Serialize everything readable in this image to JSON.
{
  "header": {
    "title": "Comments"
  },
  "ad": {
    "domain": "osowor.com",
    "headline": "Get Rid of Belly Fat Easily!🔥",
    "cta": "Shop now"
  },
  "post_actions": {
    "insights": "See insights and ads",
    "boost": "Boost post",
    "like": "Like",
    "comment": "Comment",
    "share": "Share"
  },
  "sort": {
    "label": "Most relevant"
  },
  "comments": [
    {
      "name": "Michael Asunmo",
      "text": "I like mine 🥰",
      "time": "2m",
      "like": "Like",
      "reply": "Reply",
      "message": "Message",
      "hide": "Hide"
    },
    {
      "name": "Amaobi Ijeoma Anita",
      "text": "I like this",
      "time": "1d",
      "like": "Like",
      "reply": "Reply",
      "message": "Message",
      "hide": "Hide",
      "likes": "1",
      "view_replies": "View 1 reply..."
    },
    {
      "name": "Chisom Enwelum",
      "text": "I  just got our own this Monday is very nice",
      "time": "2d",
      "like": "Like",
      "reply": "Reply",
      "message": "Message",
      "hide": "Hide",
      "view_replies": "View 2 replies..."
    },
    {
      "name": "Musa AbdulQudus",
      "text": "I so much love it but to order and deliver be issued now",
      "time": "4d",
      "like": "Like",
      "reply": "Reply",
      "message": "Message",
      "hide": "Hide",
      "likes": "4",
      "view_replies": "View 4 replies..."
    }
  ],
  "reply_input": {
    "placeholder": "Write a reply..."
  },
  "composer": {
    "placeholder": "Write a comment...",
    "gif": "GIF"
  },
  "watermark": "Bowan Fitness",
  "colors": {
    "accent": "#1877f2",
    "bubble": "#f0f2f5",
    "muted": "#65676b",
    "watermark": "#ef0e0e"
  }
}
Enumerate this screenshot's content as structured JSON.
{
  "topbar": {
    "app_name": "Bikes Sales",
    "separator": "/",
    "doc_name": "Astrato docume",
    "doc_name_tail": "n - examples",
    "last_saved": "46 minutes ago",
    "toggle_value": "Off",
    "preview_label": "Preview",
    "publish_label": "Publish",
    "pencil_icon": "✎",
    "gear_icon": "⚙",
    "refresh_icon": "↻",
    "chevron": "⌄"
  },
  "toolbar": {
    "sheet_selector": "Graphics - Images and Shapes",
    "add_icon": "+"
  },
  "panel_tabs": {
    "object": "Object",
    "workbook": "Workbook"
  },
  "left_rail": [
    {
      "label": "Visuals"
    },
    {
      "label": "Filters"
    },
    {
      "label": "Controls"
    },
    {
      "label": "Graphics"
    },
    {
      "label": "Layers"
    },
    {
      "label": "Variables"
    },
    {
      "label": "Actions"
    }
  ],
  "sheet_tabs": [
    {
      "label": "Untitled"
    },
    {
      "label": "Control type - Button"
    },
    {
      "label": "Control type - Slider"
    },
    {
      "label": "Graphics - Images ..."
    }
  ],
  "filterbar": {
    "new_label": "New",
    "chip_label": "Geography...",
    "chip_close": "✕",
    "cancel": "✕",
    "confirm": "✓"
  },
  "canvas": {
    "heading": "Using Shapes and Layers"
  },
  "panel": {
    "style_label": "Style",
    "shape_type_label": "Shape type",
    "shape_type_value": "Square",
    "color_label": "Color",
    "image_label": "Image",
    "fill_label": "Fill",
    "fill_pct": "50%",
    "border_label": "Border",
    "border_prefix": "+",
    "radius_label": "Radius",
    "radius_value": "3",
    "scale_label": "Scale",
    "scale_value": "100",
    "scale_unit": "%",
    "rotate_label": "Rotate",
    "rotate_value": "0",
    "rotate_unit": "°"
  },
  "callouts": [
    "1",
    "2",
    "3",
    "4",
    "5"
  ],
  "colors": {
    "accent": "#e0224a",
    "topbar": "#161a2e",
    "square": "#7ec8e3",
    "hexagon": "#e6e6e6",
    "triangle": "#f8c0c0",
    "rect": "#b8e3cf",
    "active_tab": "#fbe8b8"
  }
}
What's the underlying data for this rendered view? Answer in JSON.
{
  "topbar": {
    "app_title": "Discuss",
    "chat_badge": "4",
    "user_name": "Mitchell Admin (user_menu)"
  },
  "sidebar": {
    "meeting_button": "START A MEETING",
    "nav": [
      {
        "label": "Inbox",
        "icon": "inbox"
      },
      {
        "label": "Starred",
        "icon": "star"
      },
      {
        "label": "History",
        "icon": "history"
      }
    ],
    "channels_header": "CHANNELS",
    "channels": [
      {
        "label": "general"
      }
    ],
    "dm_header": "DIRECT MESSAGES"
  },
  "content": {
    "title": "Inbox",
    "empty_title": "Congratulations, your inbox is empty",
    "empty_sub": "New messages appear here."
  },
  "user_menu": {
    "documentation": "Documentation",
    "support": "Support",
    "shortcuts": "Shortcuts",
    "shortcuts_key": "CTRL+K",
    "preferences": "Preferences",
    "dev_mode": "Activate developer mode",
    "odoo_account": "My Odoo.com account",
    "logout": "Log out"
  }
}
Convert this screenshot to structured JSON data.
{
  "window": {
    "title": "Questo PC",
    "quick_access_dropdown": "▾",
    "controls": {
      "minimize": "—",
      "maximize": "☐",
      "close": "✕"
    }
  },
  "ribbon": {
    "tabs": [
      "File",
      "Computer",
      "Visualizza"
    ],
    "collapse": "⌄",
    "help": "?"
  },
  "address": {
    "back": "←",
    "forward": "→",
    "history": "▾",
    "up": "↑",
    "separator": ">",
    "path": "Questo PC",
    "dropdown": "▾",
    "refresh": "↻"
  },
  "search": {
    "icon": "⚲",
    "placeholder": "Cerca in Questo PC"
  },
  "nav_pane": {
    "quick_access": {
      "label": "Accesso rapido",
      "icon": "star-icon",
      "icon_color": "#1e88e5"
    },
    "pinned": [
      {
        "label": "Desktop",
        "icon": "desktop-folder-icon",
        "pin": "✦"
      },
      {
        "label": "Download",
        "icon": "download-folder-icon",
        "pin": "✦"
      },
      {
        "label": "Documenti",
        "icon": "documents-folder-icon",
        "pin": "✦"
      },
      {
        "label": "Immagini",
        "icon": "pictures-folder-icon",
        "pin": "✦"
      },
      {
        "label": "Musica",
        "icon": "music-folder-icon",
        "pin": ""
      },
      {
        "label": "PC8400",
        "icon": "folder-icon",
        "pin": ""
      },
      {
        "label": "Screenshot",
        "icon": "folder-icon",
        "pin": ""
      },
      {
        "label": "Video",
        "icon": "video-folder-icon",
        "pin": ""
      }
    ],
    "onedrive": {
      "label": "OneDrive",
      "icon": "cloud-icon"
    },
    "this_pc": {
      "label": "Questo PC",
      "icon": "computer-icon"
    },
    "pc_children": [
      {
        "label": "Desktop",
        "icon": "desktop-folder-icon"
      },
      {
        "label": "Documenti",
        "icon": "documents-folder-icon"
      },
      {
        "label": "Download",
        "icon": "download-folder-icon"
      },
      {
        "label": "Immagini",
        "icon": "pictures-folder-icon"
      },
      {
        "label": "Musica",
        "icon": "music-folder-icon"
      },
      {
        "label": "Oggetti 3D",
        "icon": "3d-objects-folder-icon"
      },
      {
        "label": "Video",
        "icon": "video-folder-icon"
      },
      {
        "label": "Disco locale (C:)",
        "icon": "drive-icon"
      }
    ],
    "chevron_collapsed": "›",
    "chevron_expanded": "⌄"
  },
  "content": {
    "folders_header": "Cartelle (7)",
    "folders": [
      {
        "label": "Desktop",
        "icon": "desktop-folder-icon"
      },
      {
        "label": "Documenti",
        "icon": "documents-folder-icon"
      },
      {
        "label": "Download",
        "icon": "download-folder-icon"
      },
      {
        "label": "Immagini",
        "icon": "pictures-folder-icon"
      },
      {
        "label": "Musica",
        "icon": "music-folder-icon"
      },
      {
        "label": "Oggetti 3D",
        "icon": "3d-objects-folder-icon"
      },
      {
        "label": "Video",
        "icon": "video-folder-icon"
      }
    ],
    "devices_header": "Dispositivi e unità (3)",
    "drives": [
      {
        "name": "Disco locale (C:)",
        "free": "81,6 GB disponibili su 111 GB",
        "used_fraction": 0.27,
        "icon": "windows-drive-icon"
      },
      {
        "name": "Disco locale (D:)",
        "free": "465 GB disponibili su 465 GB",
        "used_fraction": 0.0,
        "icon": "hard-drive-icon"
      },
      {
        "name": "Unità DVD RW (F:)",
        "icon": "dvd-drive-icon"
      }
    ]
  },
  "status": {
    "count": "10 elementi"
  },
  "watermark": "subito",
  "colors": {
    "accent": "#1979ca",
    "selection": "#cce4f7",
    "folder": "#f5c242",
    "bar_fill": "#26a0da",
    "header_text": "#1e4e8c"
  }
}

• [Exercise] Read the lines above. Gather those in which the string "free" is found.

• [Response to the exercise]
        "free": "81,6 GB disponibili su 111 GB",
        "free": "465 GB disponibili su 465 GB",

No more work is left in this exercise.